◆ WRITTEN EXERCISE ◆
Search the records that follow and extract every line containing the string "materiálu".

◆ Items from a data source ◆
***
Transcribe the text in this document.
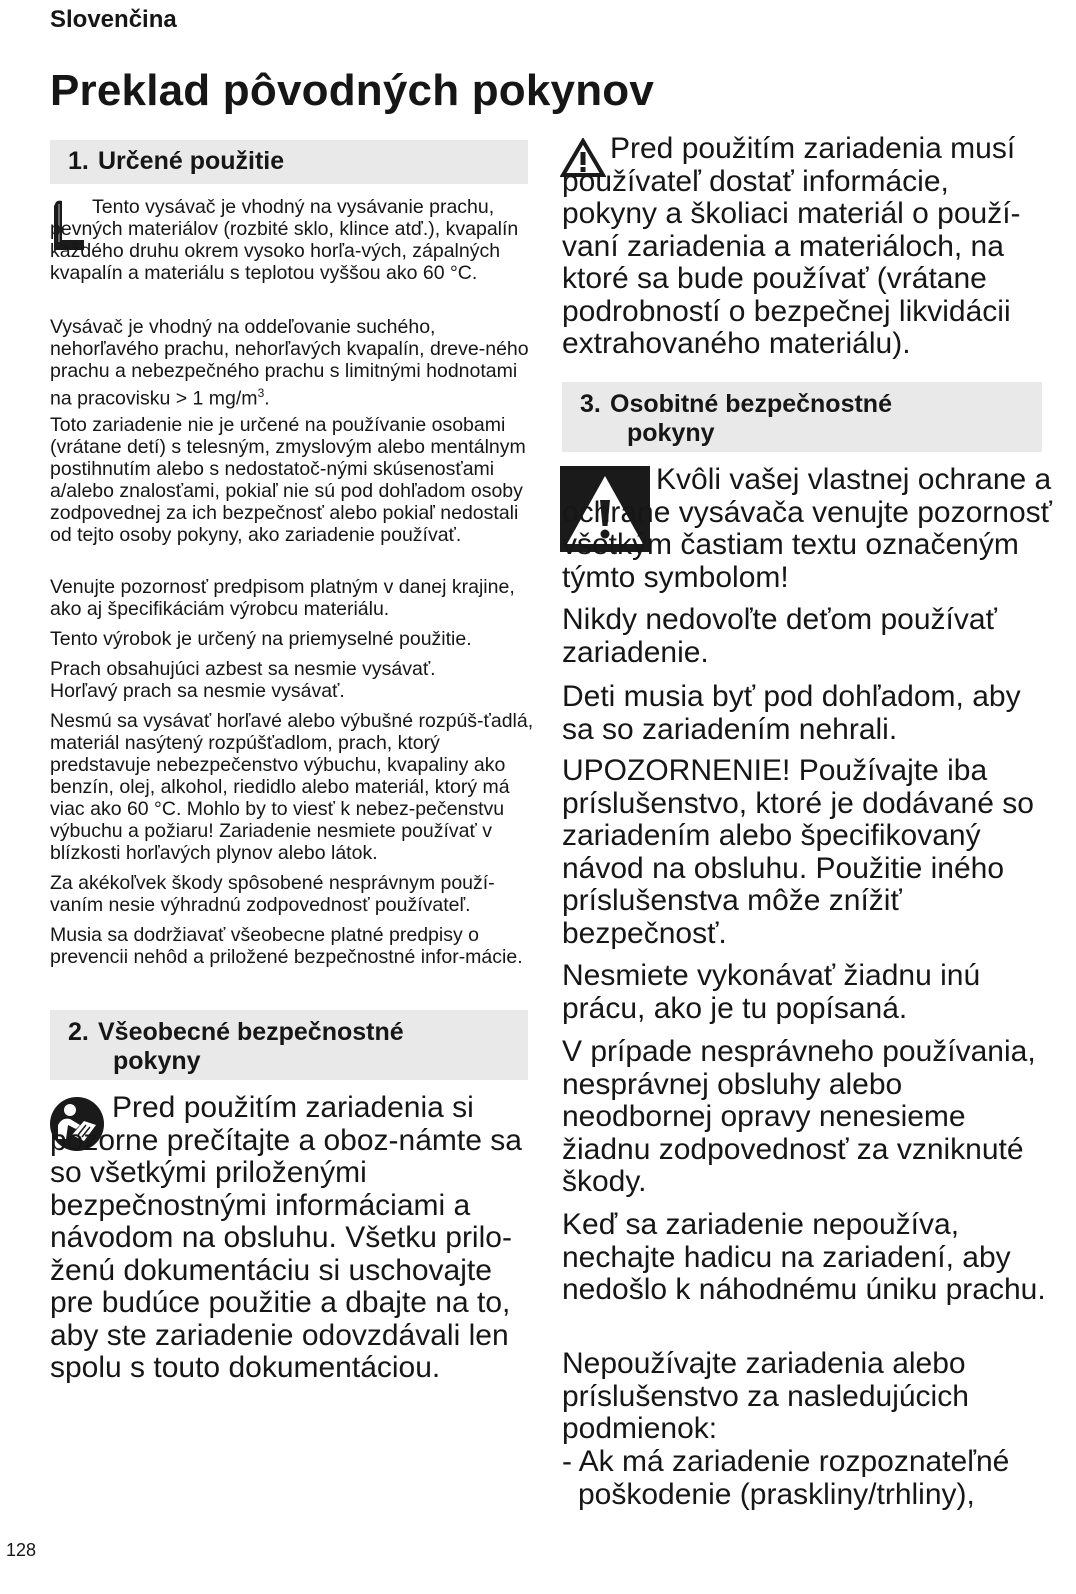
Slovenčina
Preklad pôvodných pokynov
1. Určené použitie

Tento vysávač je vhodný na vysávanie prachu, pevných materiálov (rozbité sklo, klince atď.), kvapalín každého druhu okrem vysoko horľa-vých, zápalných kvapalín a materiálu s teplotou vyššou ako 60 °C.

Vysávač je vhodný na oddeľovanie suchého, nehorľavého prachu, nehorľavých kvapalín, dreve-ného prachu a nebezpečného prachu s limitnými hodnotami na pracovisku > 1 $mg/m^3$.

Toto zariadenie nie je určené na používanie osobami (vrátane detí) s telesným, zmyslovým alebo mentálnym postihnutím alebo s nedostatoč-nými skúsenosťami a/alebo znalosťami, pokiaľ nie sú pod dohľadom osoby zodpovednej za ich bezpečnosť alebo pokiaľ nedostali od tejto osoby pokyny, ako zariadenie používať.

Venujte pozornosť predpisom platným v danej krajine, ako aj špecifikáciám výrobcu materiálu.

Tento výrobok je určený na priemyselné použitie.

Prach obsahujúci azbest sa nesmie vysávať. Horľavý prach sa nesmie vysávať.

Nesmú sa vysávať horľavé alebo výbušné rozpúš-ťadlá, materiál nasýtený rozpúšťadlom, prach, ktorý predstavuje nebezpečenstvo výbuchu, kvapaliny ako benzín, olej, alkohol, riedidlo alebo materiál, ktorý má viac ako 60 °C. Mohlo by to viesť k nebez-pečenstvu výbuchu a požiaru! Zariadenie nesmiete používať v blízkosti horľavých plynov alebo látok.

Za akékoľvek škody spôsobené nesprávnym použí-vaním nesie výhradnú zodpovednosť používateľ.

Musia sa dodržiavať všeobecne platné predpisy o prevencii nehôd a priložené bezpečnostné infor-mácie.

2. Všeobecné bezpečnostné
pokyny

Pred použitím zariadenia si pozorne prečítajte a oboz-námte sa so všetkými priloženými bezpečnostnými informáciami a návodom na obsluhu. Všetku prilo-ženú dokumentáciu si uschovajte pre budúce použitie a dbajte na to, aby ste zariadenie odovzdávali len spolu s touto dokumentáciou.

Pred použitím zariadenia musí používateľ dostať informácie, pokyny a školiaci materiál o použí-vaní zariadenia a materiáloch, na ktoré sa bude používať (vrátane podrobností o bezpečnej likvidácii extrahovaného materiálu).

3. Osobitné bezpečnostné
pokyny

Kvôli vašej vlastnej ochrane a ochrane vysávača venujte pozornosť všetkým častiam textu označeným týmto symbolom!

Nikdy nedovoľte deťom používať zariadenie.

Deti musia byť pod dohľadom, aby sa so zariadením nehrali.

UPOZORNENIE! Používajte iba príslušenstvo, ktoré je dodávané so zariadením alebo špecifikovaný návod na obsluhu. Použitie iného príslušenstva môže znížiť bezpečnosť.

Nesmiete vykonávať žiadnu inú prácu, ako je tu popísaná.

V prípade nesprávneho používania, nesprávnej obsluhy alebo neodbornej opravy nenesieme žiadnu zodpovednosť za vzniknuté škody.

Keď sa zariadenie nepoužíva, nechajte hadicu na zariadení, aby nedošlo k náhodnému úniku prachu.

Nepoužívajte zariadenia alebo príslušenstvo za nasledujúcich podmienok:

- Ak má zariadenie rozpoznateľné poškodenie (praskliny/trhliny),

128
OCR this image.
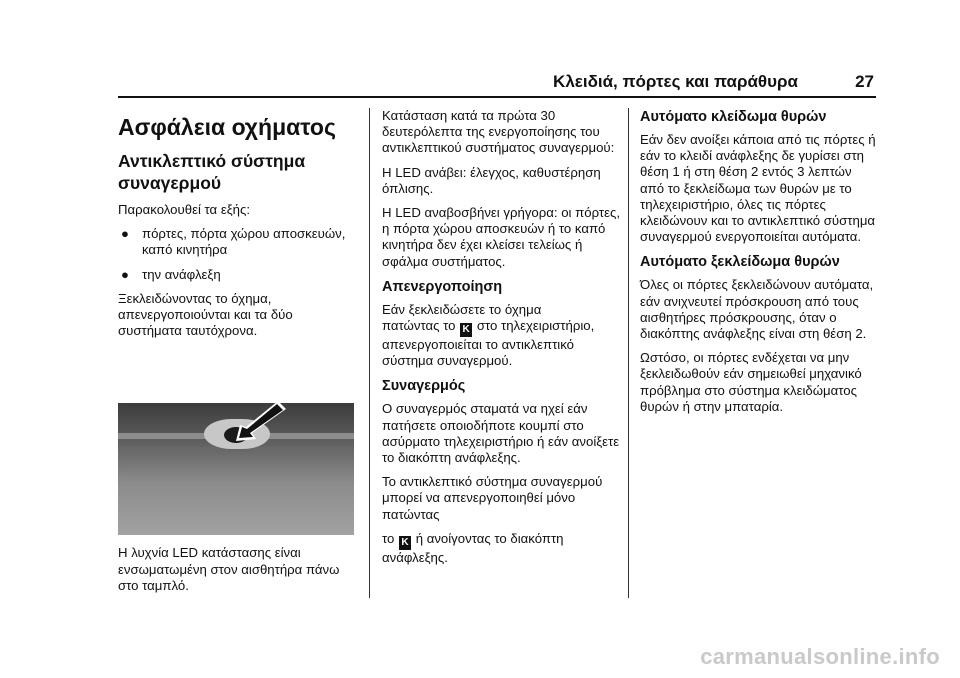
Κλειδιά, πόρτες και παράθυρα	27
Ασφάλεια οχήματος
Αντικλεπτικό σύστημα συναγερμού

Παρακολουθεί τα εξής:

● πόρτες, πόρτα χώρου αποσκευών, καπό κινητήρα
● την ανάφλεξη

Ξεκλειδώνοντας το όχημα, απενεργοποιούνται και τα δύο συστήματα ταυτόχρονα.

Η λυχνία LED κατάστασης είναι ενσωματωμένη στον αισθητήρα πάνω στο ταμπλό.

Κατάσταση κατά τα πρώτα 30 δευτερόλεπτα της ενεργοποίησης του αντικλεπτικού συστήματος συναγερμού:

Η LED ανάβει: έλεγχος, καθυστέρηση όπλισης.

Η LED αναβοσβήνει γρήγορα: οι πόρτες, η πόρτα χώρου αποσκευών ή το καπό κινητήρα δεν έχει κλείσει τελείως ή σφάλμα συστήματος.

Απενεργοποίηση

Εάν ξεκλειδώσετε το όχημα
πατώντας το K στο τηλεχειριστήριο,
απενεργοποιείται το αντικλεπτικό σύστημα συναγερμού.

Συναγερμός

Ο συναγερμός σταματά να ηχεί εάν πατήσετε οποιοδήποτε κουμπί στο ασύρματο τηλεχειριστήριο ή εάν ανοίξετε το διακόπτη ανάφλεξης.

Το αντικλεπτικό σύστημα συναγερμού μπορεί να απενεργοποιηθεί μόνο πατώντας

το K ή ανοίγοντας το διακόπτη ανάφλεξης.

Αυτόματο κλείδωμα θυρών

Εάν δεν ανοίξει κάποια από τις πόρτες ή εάν το κλειδί ανάφλεξης δε γυρίσει στη θέση 1 ή στη θέση 2 εντός 3 λεπτών από το ξεκλείδωμα των θυρών με το τηλεχειριστήριο, όλες τις πόρτες κλειδώνουν και το αντικλεπτικό σύστημα συναγερμού ενεργοποιείται αυτόματα.

Αυτόματο ξεκλείδωμα θυρών

Όλες οι πόρτες ξεκλειδώνουν αυτόματα, εάν ανιχνευτεί πρόσκρουση από τους αισθητήρες πρόσκρουσης, όταν ο διακόπτης ανάφλεξης είναι στη θέση 2.

Ωστόσο, οι πόρτες ενδέχεται να μην ξεκλειδωθούν εάν σημειωθεί μηχανικό πρόβλημα στο σύστημα κλειδώματος θυρών ή στην μπαταρία.

carmanualsonline.info
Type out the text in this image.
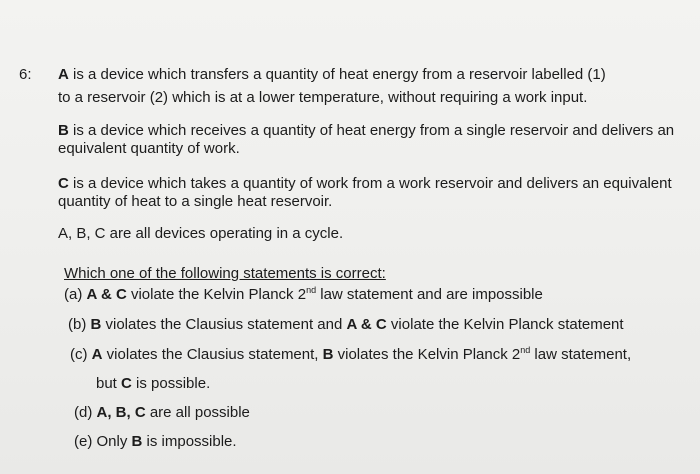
6: A is a device which transfers a quantity of heat energy from a reservoir labelled (1)
to a reservoir (2) which is at a lower temperature, without requiring a work input.
B is a device which receives a quantity of heat energy from a single reservoir and delivers an
equivalent quantity of work.
C is a device which takes a quantity of work from a work reservoir and delivers an equivalent
quantity of heat to a single heat reservoir.
A, B, C are all devices operating in a cycle.
Which one of the following statements is correct:
(a) A & C violate the Kelvin Planck 2nd law statement and are impossible
(b) B violates the Clausius statement and A & C violate the Kelvin Planck statement
(c) A violates the Clausius statement, B violates the Kelvin Planck 2nd law statement,
but C is possible.
(d) A, B, C are all possible
(e) Only B is impossible.
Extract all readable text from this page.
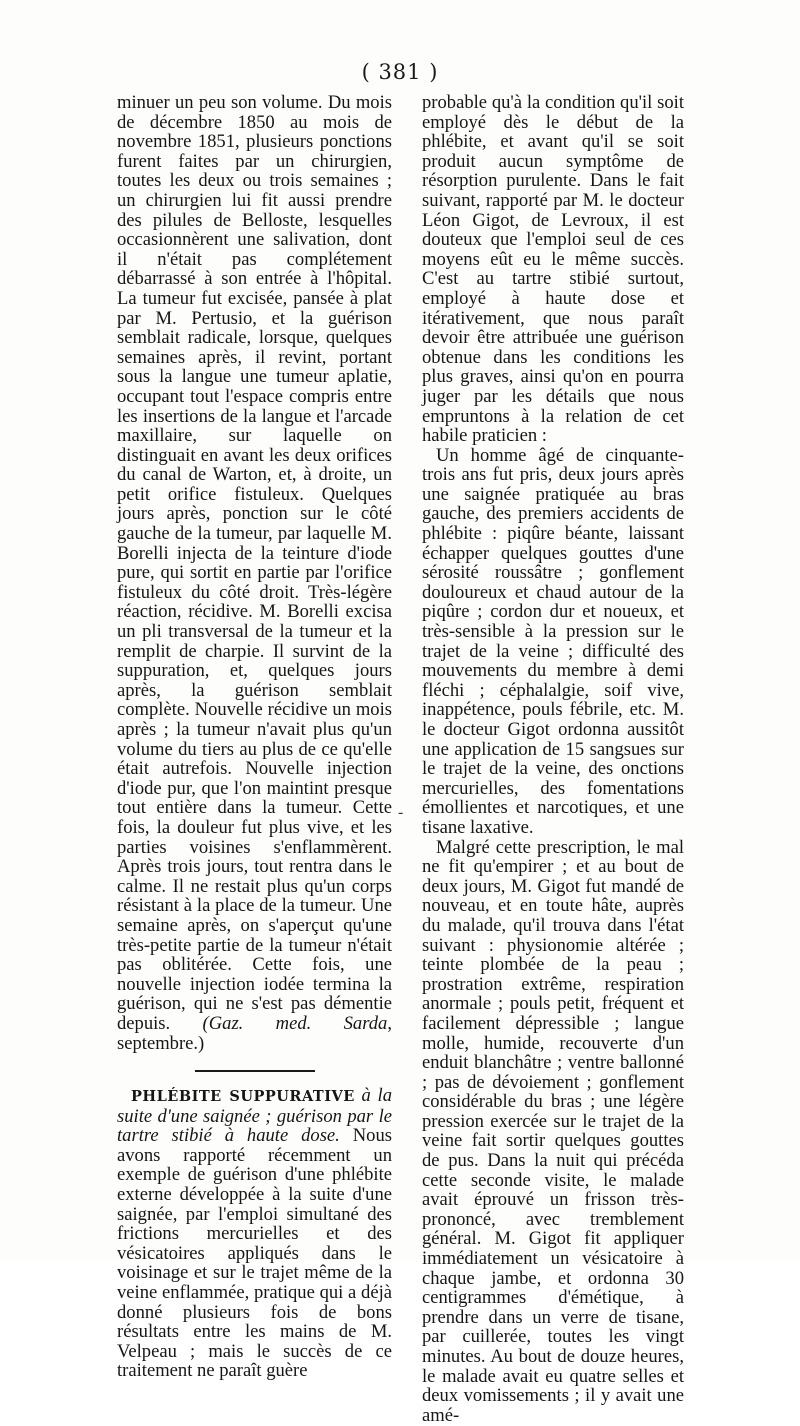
( 381 )

minuer un peu son volume. Du mois de décembre 1850 au mois de novembre 1851, plusieurs ponctions furent faites par un chirurgien, toutes les deux ou trois semaines ; un chirurgien lui fit aussi prendre des pilules de Belloste, lesquelles occasionnèrent une salivation, dont il n'était pas complétement débarrassé à son entrée à l'hôpital. La tumeur fut excisée, pansée à plat par M. Pertusio, et la guérison semblait radicale, lorsque, quelques semaines après, il revint, portant sous la langue une tumeur aplatie, occupant tout l'espace compris entre les insertions de la langue et l'arcade maxillaire, sur laquelle on distinguait en avant les deux orifices du canal de Warton, et, à droite, un petit orifice fistuleux. Quelques jours après, ponction sur le côté gauche de la tumeur, par laquelle M. Borelli injecta de la teinture d'iode pure, qui sortit en partie par l'orifice fistuleux du côté droit. Très-légère réaction, récidive. M. Borelli excisa un pli transversal de la tumeur et la remplit de charpie. Il survint de la suppuration, et, quelques jours après, la guérison semblait complète. Nouvelle récidive un mois après ; la tumeur n'avait plus qu'un volume du tiers au plus de ce qu'elle était autrefois. Nouvelle injection d'iode pur, que l'on maintint presque tout entière dans la tumeur. Cette fois, la douleur fut plus vive, et les parties voisines s'enflammèrent. Après trois jours, tout rentra dans le calme. Il ne restait plus qu'un corps résistant à la place de la tumeur. Une semaine après, on s'aperçut qu'une très-petite partie de la tumeur n'était pas oblitérée. Cette fois, une nouvelle injection iodée termina la guérison, qui ne s'est pas démentie depuis. (Gaz. med. Sarda, septembre.)

PHLÉBITE SUPPURATIVE à la suite d'une saignée ; guérison par le tartre stibié à haute dose. Nous avons rapporté récemment un exemple de guérison d'une phlébite externe développée à la suite d'une saignée, par l'emploi simultané des frictions mercurielles et des vésicatoires appliqués dans le voisinage et sur le trajet même de la veine enflammée, pratique qui a déjà donné plusieurs fois de bons résultats entre les mains de M. Velpeau ; mais le succès de ce traitement ne paraît guère

probable qu'à la condition qu'il soit employé dès le début de la phlébite, et avant qu'il se soit produit aucun symptôme de résorption purulente. Dans le fait suivant, rapporté par M. le docteur Léon Gigot, de Levroux, il est douteux que l'emploi seul de ces moyens eût eu le même succès. C'est au tartre stibié surtout, employé à haute dose et itérativement, que nous paraît devoir être attribuée une guérison obtenue dans les conditions les plus graves, ainsi qu'on en pourra juger par les détails que nous empruntons à la relation de cet habile praticien :

Un homme âgé de cinquante-trois ans fut pris, deux jours après une saignée pratiquée au bras gauche, des premiers accidents de phlébite : piqûre béante, laissant échapper quelques gouttes d'une sérosité roussâtre ; gonflement douloureux et chaud autour de la piqûre ; cordon dur et noueux, et très-sensible à la pression sur le trajet de la veine ; difficulté des mouvements du membre à demi fléchi ; céphalalgie, soif vive, inappétence, pouls fébrile, etc. M. le docteur Gigot ordonna aussitôt une application de 15 sangsues sur le trajet de la veine, des onctions mercurielles, des fomentations émollientes et narcotiques, et une tisane laxative.

Malgré cette prescription, le mal ne fit qu'empirer ; et au bout de deux jours, M. Gigot fut mandé de nouveau, et en toute hâte, auprès du malade, qu'il trouva dans l'état suivant : physionomie altérée ; teinte plombée de la peau ; prostration extrême, respiration anormale ; pouls petit, fréquent et facilement dépressible ; langue molle, humide, recouverte d'un enduit blanchâtre ; ventre ballonné ; pas de dévoiement ; gonflement considérable du bras ; une légère pression exercée sur le trajet de la veine fait sortir quelques gouttes de pus. Dans la nuit qui précéda cette seconde visite, le malade avait éprouvé un frisson très-prononcé, avec tremblement général. M. Gigot fit appliquer immédiatement un vésicatoire à chaque jambe, et ordonna 30 centigrammes d'émétique, à prendre dans un verre de tisane, par cuillerée, toutes les vingt minutes. Au bout de douze heures, le malade avait eu quatre selles et deux vomissements ; il y avait une amé-

-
***
◆ FINAL ANSWER ◆
Tento vysávač je vhodný na vysávanie prachu, pevných materiálov (rozbité sklo, klince atď.), kvapalín každého druhu okrem vysoko horľa-vých, zápalných kvapalín a materiálu s teplotou vyššou ako 60 °C.
Venujte pozornosť predpisom platným v danej krajine, ako aj špecifikáciám výrobcu materiálu.
Pred použitím zariadenia musí používateľ dostať informácie, pokyny a školiaci materiál o použí-vaní zariadenia a materiáloch, na ktoré sa bude používať (vrátane podrobností o bezpečnej likvidácii extrahovaného materiálu).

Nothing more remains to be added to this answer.